▶ [WORK INSTRUCTIONS]:
Retype all the entries word for word, but omit the pictures.

▶ [DATA LISTING]:
==*==

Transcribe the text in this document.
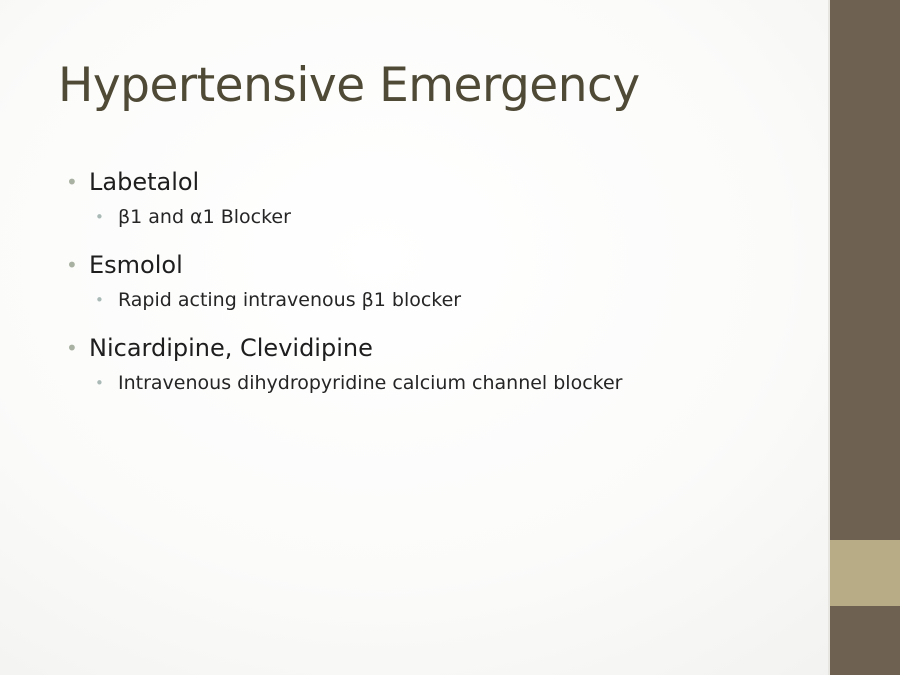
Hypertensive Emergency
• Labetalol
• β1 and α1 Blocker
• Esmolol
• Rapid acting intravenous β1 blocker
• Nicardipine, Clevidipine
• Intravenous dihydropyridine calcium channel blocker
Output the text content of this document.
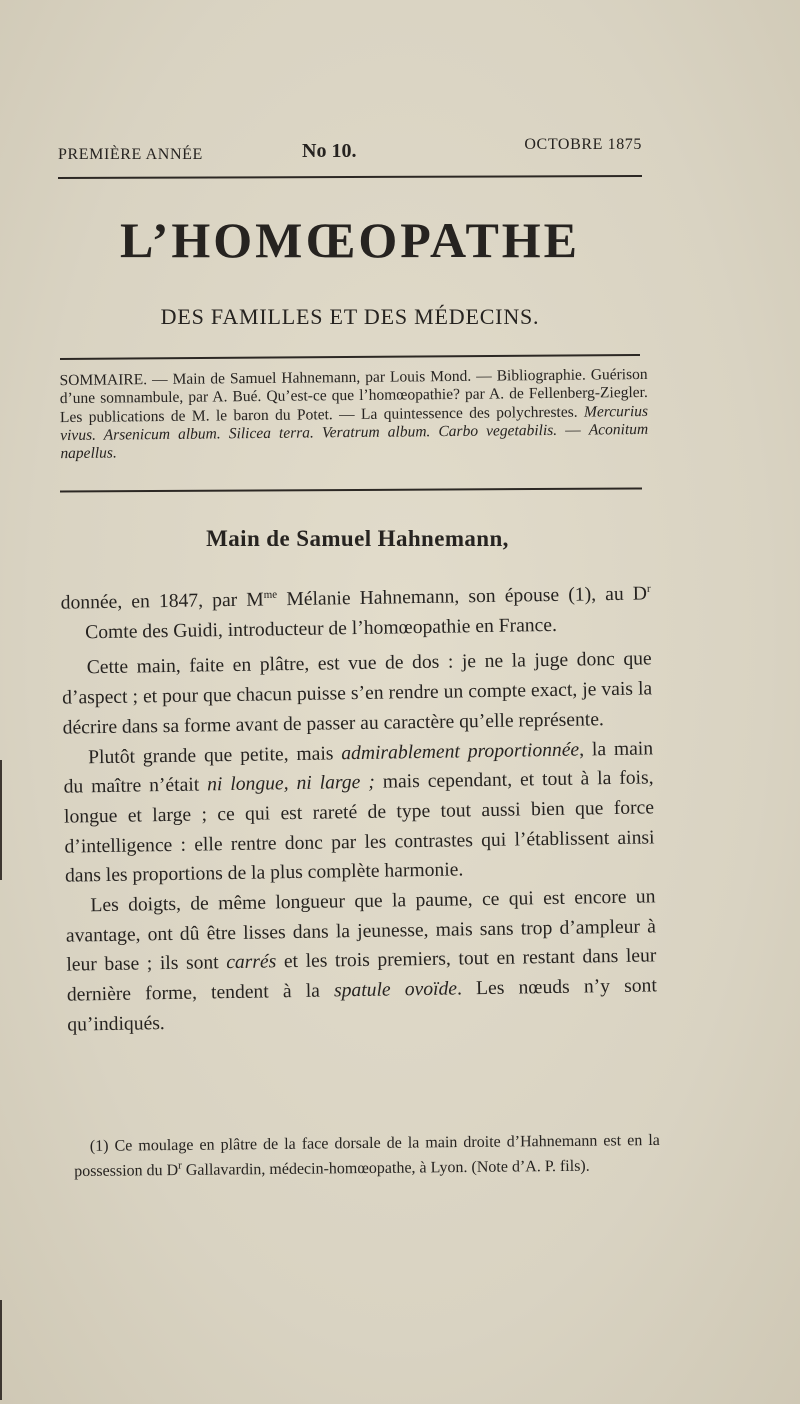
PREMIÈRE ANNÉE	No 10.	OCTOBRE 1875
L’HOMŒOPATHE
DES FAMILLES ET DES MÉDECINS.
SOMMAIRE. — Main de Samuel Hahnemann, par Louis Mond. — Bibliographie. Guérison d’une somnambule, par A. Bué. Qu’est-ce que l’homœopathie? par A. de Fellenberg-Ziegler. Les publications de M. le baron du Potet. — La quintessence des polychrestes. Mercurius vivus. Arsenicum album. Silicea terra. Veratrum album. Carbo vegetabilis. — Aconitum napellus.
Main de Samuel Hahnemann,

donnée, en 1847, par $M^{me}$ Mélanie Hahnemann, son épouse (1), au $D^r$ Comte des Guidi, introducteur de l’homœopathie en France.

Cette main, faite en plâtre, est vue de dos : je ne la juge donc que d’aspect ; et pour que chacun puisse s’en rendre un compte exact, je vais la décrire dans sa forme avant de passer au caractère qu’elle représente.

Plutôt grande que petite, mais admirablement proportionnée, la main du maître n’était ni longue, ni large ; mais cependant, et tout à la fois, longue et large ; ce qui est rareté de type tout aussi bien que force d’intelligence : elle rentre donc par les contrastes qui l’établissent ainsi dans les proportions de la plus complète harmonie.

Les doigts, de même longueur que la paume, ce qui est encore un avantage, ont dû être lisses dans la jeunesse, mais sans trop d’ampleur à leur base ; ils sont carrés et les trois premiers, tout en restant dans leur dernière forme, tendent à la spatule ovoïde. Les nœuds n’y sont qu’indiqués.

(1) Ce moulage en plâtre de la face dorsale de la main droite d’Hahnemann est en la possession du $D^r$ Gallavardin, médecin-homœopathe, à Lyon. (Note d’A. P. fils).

==*==

▶ [SOLUTION TO THE EXERCISE]:
Transcribe the text in this document.
Hypertensive Emergency
• Labetalol
• β1 and α1 Blocker
• Esmolol
• Rapid acting intravenous β1 blocker
• Nicardipine, Clevidipine
• Intravenous dihydropyridine calcium channel blocker
Output the text content of this document.
PREMIÈRE ANNÉE	No 10.	OCTOBRE 1875
L’HOMŒOPATHE
DES FAMILLES ET DES MÉDECINS.
SOMMAIRE. — Main de Samuel Hahnemann, par Louis Mond. — Bibliographie. Guérison d’une somnambule, par A. Bué. Qu’est-ce que l’homœopathie? par A. de Fellenberg-Ziegler. Les publications de M. le baron du Potet. — La quintessence des polychrestes. Mercurius vivus. Arsenicum album. Silicea terra. Veratrum album. Carbo vegetabilis. — Aconitum napellus.
Main de Samuel Hahnemann,

donnée, en 1847, par $M^{me}$ Mélanie Hahnemann, son épouse (1), au $D^r$ Comte des Guidi, introducteur de l’homœopathie en France.

Cette main, faite en plâtre, est vue de dos : je ne la juge donc que d’aspect ; et pour que chacun puisse s’en rendre un compte exact, je vais la décrire dans sa forme avant de passer au caractère qu’elle représente.

Plutôt grande que petite, mais admirablement proportionnée, la main du maître n’était ni longue, ni large ; mais cependant, et tout à la fois, longue et large ; ce qui est rareté de type tout aussi bien que force d’intelligence : elle rentre donc par les contrastes qui l’établissent ainsi dans les proportions de la plus complète harmonie.

Les doigts, de même longueur que la paume, ce qui est encore un avantage, ont dû être lisses dans la jeunesse, mais sans trop d’ampleur à leur base ; ils sont carrés et les trois premiers, tout en restant dans leur dernière forme, tendent à la spatule ovoïde. Les nœuds n’y sont qu’indiqués.

(1) Ce moulage en plâtre de la face dorsale de la main droite d’Hahnemann est en la possession du $D^r$ Gallavardin, médecin-homœopathe, à Lyon. (Note d’A. P. fils).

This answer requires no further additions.